# Start of Data section

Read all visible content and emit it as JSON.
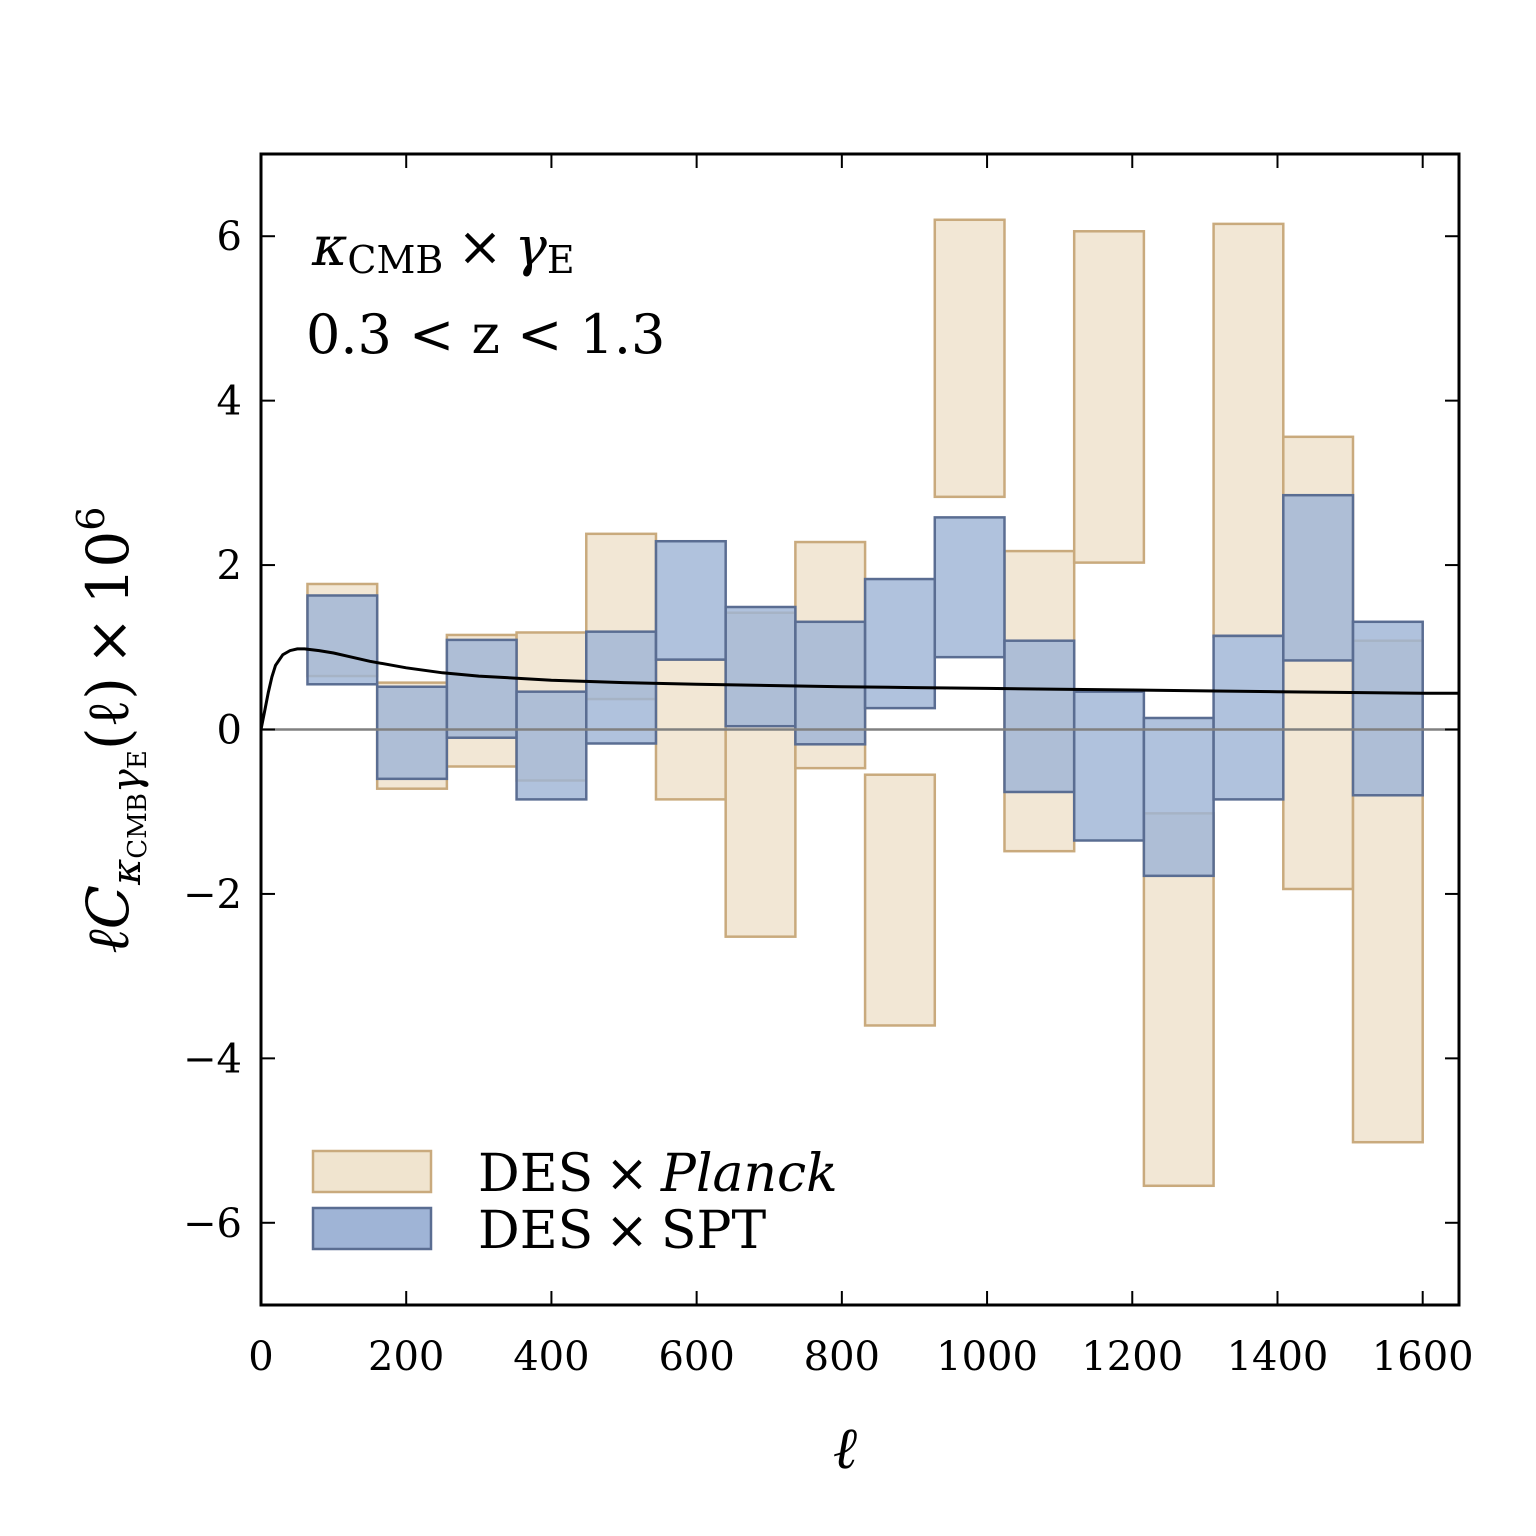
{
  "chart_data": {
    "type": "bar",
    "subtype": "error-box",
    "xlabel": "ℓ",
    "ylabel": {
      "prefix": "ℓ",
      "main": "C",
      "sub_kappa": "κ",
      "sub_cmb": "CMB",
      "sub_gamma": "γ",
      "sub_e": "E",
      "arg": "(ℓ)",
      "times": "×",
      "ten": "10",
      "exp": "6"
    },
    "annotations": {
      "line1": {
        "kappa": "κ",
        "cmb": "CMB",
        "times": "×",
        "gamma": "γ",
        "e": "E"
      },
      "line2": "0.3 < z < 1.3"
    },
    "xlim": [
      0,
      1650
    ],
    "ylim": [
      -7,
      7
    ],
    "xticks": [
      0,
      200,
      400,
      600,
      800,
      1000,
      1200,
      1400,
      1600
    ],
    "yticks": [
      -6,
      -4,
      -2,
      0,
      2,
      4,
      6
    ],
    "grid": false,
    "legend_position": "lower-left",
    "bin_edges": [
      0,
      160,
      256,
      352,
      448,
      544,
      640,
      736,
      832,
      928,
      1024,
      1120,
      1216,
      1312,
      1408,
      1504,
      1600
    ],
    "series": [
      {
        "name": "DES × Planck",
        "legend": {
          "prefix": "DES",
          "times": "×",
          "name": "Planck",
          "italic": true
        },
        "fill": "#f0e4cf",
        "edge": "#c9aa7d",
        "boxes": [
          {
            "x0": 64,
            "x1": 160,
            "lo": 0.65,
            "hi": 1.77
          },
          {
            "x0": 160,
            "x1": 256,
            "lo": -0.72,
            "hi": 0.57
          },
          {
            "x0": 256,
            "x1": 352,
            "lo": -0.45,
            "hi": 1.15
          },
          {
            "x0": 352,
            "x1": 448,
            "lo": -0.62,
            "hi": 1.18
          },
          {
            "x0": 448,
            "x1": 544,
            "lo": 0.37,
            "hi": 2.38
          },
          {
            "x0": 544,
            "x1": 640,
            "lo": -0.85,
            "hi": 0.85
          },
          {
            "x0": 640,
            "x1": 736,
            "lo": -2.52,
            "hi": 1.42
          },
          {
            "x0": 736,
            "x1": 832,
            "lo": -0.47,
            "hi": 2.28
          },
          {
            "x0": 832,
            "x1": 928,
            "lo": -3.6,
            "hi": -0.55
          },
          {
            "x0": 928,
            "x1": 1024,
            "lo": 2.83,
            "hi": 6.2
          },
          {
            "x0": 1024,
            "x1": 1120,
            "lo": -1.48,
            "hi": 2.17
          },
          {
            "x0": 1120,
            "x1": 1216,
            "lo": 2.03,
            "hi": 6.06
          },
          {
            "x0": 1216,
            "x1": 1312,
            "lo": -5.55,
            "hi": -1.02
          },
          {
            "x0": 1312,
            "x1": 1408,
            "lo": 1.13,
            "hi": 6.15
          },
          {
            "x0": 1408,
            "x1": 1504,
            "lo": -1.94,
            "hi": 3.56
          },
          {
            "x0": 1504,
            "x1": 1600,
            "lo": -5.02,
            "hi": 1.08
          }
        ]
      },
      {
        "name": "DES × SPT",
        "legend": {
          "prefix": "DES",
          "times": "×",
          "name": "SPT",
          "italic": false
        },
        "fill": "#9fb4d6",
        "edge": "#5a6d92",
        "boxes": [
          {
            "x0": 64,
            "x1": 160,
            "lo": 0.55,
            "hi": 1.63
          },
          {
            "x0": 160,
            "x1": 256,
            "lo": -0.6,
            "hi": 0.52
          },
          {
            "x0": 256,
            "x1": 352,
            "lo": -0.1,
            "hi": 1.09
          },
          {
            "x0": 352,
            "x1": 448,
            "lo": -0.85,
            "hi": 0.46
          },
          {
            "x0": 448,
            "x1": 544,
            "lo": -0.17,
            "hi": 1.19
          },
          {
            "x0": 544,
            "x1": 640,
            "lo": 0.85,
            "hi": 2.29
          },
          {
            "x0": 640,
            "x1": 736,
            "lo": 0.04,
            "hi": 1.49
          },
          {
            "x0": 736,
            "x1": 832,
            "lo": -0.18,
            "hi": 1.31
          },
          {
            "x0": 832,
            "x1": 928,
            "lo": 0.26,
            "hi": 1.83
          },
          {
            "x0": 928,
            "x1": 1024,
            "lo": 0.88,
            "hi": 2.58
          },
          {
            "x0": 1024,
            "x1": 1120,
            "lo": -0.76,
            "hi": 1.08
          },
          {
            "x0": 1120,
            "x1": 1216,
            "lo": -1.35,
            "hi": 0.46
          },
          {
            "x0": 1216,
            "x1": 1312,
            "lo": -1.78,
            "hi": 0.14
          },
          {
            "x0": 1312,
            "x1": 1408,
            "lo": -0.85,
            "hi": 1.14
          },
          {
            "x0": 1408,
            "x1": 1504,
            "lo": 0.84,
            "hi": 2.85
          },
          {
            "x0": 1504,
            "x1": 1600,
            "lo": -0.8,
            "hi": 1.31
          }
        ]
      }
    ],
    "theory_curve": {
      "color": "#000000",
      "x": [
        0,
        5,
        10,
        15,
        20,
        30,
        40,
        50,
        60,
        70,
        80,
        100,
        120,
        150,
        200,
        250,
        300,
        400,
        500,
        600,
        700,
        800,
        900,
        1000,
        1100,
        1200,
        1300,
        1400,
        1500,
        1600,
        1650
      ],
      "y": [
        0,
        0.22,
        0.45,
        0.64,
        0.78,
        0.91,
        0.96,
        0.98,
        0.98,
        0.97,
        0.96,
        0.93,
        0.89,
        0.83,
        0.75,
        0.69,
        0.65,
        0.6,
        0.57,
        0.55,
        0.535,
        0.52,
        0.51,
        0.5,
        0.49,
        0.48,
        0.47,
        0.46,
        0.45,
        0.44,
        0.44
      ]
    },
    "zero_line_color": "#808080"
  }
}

# End of Data section

> _Task prompt_
Copy down every line of the entries containing the word "name".

> _Solution below_
        "name": "DES × Planck",
          "name": "Planck",
        "name": "DES × SPT",
          "name": "SPT",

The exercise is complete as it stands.